(Collected data entries)
--- begin ---

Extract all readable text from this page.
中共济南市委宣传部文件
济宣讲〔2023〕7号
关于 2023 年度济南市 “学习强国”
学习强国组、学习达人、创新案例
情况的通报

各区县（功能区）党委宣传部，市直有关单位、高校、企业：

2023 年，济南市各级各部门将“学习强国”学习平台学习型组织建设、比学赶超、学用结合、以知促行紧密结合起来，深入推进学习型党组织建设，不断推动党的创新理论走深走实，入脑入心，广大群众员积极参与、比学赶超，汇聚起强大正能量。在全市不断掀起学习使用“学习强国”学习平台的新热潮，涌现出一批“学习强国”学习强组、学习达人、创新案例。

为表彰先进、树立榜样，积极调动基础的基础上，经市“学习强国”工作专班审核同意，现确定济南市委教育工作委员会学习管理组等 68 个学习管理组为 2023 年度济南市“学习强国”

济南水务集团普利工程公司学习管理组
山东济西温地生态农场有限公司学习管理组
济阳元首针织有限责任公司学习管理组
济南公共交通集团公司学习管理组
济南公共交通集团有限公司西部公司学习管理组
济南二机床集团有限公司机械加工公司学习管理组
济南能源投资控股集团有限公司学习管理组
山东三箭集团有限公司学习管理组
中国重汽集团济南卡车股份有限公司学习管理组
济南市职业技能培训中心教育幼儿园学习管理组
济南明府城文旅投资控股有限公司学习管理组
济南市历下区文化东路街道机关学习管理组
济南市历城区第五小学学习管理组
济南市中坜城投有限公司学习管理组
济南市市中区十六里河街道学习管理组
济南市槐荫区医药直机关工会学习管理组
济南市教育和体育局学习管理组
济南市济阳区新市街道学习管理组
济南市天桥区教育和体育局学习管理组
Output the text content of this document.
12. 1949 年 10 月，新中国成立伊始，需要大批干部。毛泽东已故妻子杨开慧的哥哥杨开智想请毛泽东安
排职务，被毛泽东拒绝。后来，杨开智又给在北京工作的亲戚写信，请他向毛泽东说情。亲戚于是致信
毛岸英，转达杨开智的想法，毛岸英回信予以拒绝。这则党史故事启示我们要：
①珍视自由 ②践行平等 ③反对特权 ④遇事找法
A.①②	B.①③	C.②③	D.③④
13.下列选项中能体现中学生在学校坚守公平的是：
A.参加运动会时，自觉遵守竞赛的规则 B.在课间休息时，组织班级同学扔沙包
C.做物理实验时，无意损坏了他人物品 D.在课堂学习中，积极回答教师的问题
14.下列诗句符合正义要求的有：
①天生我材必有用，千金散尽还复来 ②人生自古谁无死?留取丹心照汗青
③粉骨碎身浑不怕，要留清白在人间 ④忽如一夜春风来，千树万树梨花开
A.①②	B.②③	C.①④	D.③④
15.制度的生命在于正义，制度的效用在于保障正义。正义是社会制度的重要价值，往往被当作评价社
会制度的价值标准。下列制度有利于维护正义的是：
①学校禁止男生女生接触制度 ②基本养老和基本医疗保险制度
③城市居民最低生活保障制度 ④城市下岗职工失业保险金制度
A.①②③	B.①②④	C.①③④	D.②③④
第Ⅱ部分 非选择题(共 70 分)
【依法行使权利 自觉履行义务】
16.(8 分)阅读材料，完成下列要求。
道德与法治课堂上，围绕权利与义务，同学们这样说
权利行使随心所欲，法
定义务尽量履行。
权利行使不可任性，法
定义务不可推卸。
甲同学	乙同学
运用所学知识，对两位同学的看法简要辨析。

--- end ---

▶ [Task brief]:
Scan the listing above and identify each line holding the string "学习达人"; copy every such line.

▶ [Task solution]:
学习强国组、学习达人、创新案例
2023 年，济南市各级各部门将“学习强国”学习平台学习型组织建设、比学赶超、学用结合、以知促行紧密结合起来，深入推进学习型党组织建设，不断推动党的创新理论走深走实，入脑入心，广大群众员积极参与、比学赶超，汇聚起强大正能量。在全市不断掀起学习使用“学习强国”学习平台的新热潮，涌现出一批“学习强国”学习强组、学习达人、创新案例。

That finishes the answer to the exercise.